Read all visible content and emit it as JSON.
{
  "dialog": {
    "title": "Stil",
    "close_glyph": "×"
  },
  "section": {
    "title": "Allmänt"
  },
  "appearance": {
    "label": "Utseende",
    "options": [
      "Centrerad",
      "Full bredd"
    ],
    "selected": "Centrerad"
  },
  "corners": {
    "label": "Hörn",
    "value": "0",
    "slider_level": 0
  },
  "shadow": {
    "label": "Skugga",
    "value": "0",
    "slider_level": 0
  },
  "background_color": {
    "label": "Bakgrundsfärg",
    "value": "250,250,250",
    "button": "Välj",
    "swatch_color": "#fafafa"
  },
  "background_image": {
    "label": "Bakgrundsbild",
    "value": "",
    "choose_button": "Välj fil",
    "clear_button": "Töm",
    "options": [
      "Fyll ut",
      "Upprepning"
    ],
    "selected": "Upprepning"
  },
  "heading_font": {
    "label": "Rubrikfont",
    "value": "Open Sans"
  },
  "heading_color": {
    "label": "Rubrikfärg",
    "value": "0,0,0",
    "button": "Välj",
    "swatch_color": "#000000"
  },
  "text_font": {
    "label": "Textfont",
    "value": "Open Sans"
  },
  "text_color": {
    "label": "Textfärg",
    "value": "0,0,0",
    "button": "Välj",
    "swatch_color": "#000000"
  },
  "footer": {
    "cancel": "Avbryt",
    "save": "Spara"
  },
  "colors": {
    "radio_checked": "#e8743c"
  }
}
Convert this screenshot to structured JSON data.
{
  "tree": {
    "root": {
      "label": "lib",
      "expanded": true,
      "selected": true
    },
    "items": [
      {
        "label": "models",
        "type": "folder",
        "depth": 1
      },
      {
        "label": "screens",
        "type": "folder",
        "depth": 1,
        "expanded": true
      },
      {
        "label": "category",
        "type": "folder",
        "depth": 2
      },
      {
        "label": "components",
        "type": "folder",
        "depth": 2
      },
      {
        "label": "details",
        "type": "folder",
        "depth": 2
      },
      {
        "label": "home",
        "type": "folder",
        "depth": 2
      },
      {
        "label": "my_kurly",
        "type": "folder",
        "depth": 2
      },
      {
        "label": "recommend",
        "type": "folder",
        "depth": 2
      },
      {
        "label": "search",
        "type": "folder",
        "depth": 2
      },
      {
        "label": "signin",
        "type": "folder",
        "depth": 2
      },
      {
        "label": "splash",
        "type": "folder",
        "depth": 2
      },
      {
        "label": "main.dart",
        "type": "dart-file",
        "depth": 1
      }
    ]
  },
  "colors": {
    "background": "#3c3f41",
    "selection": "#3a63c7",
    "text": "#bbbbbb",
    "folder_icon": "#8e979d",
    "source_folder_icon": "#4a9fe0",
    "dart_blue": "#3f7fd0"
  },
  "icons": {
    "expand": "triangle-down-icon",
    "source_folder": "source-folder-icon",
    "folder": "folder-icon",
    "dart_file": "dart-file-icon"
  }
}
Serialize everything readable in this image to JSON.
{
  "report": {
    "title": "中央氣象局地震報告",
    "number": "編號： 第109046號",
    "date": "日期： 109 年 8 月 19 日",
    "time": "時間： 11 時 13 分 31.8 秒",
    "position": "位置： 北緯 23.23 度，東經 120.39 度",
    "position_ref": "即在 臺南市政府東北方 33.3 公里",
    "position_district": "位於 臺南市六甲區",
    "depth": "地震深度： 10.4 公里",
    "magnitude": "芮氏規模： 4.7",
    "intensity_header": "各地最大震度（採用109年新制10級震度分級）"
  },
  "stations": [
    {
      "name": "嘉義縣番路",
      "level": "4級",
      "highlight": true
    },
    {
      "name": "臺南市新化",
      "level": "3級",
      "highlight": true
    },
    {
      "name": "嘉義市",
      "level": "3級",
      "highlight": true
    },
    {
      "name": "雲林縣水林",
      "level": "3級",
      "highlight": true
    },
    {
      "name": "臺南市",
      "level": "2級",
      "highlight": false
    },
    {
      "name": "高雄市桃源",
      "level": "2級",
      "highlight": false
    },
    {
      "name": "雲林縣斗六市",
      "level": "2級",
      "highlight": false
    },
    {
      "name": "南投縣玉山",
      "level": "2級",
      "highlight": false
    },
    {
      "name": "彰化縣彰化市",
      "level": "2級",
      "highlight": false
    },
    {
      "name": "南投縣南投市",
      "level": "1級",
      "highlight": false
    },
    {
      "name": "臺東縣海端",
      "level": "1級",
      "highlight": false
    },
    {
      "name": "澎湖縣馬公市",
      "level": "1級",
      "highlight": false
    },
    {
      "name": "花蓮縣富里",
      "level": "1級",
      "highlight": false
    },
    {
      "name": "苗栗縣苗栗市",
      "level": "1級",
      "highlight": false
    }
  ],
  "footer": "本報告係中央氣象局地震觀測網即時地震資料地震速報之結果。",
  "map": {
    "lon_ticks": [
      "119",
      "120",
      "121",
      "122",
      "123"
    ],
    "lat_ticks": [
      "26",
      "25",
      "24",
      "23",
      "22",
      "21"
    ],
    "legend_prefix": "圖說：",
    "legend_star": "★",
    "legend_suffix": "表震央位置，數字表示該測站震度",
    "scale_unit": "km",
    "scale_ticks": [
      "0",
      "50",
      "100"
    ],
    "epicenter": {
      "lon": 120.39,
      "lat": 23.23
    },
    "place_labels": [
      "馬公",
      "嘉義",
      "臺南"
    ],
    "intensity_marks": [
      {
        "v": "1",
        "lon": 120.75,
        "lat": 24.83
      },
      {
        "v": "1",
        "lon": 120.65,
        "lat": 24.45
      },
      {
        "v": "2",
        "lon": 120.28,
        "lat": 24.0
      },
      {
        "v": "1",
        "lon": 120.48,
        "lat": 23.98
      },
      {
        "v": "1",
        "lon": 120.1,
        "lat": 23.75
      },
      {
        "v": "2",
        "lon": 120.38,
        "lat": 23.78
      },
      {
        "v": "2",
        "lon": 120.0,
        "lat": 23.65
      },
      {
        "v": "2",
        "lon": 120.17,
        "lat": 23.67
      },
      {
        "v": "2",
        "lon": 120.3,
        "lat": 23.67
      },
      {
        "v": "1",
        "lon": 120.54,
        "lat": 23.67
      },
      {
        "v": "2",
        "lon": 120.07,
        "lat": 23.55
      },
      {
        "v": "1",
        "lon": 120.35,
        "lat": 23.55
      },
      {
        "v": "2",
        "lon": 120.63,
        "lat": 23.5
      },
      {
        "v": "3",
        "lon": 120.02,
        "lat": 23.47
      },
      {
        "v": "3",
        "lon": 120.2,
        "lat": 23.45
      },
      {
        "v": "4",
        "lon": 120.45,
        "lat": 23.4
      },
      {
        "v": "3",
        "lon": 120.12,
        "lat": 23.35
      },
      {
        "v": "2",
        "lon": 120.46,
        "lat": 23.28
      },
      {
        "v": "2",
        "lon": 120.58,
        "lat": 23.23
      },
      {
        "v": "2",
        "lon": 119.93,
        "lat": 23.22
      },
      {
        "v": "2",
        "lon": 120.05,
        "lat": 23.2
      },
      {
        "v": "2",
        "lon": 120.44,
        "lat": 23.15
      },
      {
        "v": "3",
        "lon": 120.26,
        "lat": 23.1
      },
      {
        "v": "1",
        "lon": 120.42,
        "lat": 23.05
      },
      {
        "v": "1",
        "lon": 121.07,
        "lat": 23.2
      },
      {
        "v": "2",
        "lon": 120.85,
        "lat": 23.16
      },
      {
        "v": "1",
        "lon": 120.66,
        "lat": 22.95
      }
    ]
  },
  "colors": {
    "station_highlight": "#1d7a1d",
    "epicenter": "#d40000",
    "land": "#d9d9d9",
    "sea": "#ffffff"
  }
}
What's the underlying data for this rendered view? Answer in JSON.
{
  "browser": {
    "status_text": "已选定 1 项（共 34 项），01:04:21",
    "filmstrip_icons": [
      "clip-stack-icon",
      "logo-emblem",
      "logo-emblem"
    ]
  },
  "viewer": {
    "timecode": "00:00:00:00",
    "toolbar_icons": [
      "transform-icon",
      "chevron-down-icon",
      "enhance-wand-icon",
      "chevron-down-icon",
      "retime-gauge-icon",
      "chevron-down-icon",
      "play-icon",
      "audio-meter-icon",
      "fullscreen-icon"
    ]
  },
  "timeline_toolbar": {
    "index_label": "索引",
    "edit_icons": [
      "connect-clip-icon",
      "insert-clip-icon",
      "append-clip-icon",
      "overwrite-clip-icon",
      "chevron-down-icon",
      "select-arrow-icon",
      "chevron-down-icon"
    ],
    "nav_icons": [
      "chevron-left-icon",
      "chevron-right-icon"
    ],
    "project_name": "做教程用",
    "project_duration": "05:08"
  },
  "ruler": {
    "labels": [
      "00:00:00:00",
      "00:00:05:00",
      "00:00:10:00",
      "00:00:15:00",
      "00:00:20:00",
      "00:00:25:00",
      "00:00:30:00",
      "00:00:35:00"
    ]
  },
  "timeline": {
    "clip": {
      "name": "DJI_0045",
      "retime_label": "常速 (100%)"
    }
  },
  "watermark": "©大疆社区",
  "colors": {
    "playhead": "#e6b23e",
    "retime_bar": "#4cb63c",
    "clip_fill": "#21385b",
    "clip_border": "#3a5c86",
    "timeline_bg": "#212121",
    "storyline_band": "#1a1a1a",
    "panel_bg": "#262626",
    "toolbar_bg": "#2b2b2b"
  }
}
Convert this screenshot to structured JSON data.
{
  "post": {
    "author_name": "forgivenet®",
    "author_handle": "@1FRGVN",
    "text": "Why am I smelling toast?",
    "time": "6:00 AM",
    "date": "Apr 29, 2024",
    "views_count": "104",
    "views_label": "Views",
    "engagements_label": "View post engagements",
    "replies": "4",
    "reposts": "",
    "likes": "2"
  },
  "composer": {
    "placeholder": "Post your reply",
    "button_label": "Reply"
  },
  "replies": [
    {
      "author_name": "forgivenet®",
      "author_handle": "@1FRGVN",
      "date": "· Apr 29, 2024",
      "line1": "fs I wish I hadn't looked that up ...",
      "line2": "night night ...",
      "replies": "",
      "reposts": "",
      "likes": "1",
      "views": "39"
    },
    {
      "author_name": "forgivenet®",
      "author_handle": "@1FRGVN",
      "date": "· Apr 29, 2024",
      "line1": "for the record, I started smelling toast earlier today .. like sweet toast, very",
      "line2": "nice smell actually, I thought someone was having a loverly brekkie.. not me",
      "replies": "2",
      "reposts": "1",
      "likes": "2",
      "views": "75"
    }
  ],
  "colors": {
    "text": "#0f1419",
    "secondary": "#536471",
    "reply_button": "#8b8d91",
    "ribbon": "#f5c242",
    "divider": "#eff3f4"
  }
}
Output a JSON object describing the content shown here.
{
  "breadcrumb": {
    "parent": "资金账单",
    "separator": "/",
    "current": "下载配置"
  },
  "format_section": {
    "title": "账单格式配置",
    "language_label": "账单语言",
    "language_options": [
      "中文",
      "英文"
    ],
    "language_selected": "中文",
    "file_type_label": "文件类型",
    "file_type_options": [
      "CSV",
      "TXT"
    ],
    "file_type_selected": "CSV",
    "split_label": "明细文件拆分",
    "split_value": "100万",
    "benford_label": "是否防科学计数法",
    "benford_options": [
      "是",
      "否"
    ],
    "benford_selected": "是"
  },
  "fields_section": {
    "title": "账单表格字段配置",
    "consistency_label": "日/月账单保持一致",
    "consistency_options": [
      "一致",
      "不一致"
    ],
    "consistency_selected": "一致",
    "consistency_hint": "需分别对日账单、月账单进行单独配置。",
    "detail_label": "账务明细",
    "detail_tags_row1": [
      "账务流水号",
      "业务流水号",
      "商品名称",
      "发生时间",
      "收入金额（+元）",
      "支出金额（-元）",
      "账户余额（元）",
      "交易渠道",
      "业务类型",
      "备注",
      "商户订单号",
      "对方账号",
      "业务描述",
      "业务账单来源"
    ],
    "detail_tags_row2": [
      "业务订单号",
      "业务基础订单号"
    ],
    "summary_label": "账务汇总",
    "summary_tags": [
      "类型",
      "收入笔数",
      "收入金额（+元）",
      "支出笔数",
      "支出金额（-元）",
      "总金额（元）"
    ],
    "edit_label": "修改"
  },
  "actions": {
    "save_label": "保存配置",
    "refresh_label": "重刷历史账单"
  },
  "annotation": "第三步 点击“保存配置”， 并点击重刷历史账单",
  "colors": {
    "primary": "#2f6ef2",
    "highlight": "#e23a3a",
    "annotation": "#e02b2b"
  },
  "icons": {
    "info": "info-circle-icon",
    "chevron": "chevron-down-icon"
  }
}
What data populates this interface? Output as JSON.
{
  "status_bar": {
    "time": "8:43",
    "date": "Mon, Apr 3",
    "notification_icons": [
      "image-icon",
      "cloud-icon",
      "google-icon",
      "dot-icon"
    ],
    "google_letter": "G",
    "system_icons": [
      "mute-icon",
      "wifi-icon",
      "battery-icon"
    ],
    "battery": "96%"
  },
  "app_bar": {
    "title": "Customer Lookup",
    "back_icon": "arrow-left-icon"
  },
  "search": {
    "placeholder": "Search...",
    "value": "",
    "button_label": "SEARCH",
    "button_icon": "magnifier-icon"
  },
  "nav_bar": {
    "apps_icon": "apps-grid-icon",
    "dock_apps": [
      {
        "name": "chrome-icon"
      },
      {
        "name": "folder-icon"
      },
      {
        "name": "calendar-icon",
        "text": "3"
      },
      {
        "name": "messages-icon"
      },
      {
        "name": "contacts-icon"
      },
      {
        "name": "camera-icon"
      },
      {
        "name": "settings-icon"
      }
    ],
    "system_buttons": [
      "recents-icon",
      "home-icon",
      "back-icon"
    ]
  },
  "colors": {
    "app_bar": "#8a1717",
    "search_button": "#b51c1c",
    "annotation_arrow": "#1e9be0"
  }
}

☆ ☆ ☆ ☆ ☆

GIVEN EXERCISE -> Your task is to extract the lines running from the one with "What data populates" to the end of the material, inclusive, copying each exactly and adding nothing.

SOLUTION TO THE PROBLEM ->
What data populates this interface? Output as JSON.
{
  "status_bar": {
    "time": "8:43",
    "date": "Mon, Apr 3",
    "notification_icons": [
      "image-icon",
      "cloud-icon",
      "google-icon",
      "dot-icon"
    ],
    "google_letter": "G",
    "system_icons": [
      "mute-icon",
      "wifi-icon",
      "battery-icon"
    ],
    "battery": "96%"
  },
  "app_bar": {
    "title": "Customer Lookup",
    "back_icon": "arrow-left-icon"
  },
  "search": {
    "placeholder": "Search...",
    "value": "",
    "button_label": "SEARCH",
    "button_icon": "magnifier-icon"
  },
  "nav_bar": {
    "apps_icon": "apps-grid-icon",
    "dock_apps": [
      {
        "name": "chrome-icon"
      },
      {
        "name": "folder-icon"
      },
      {
        "name": "calendar-icon",
        "text": "3"
      },
      {
        "name": "messages-icon"
      },
      {
        "name": "contacts-icon"
      },
      {
        "name": "camera-icon"
      },
      {
        "name": "settings-icon"
      }
    ],
    "system_buttons": [
      "recents-icon",
      "home-icon",
      "back-icon"
    ]
  },
  "colors": {
    "app_bar": "#8a1717",
    "search_button": "#b51c1c",
    "annotation_arrow": "#1e9be0"
  }
}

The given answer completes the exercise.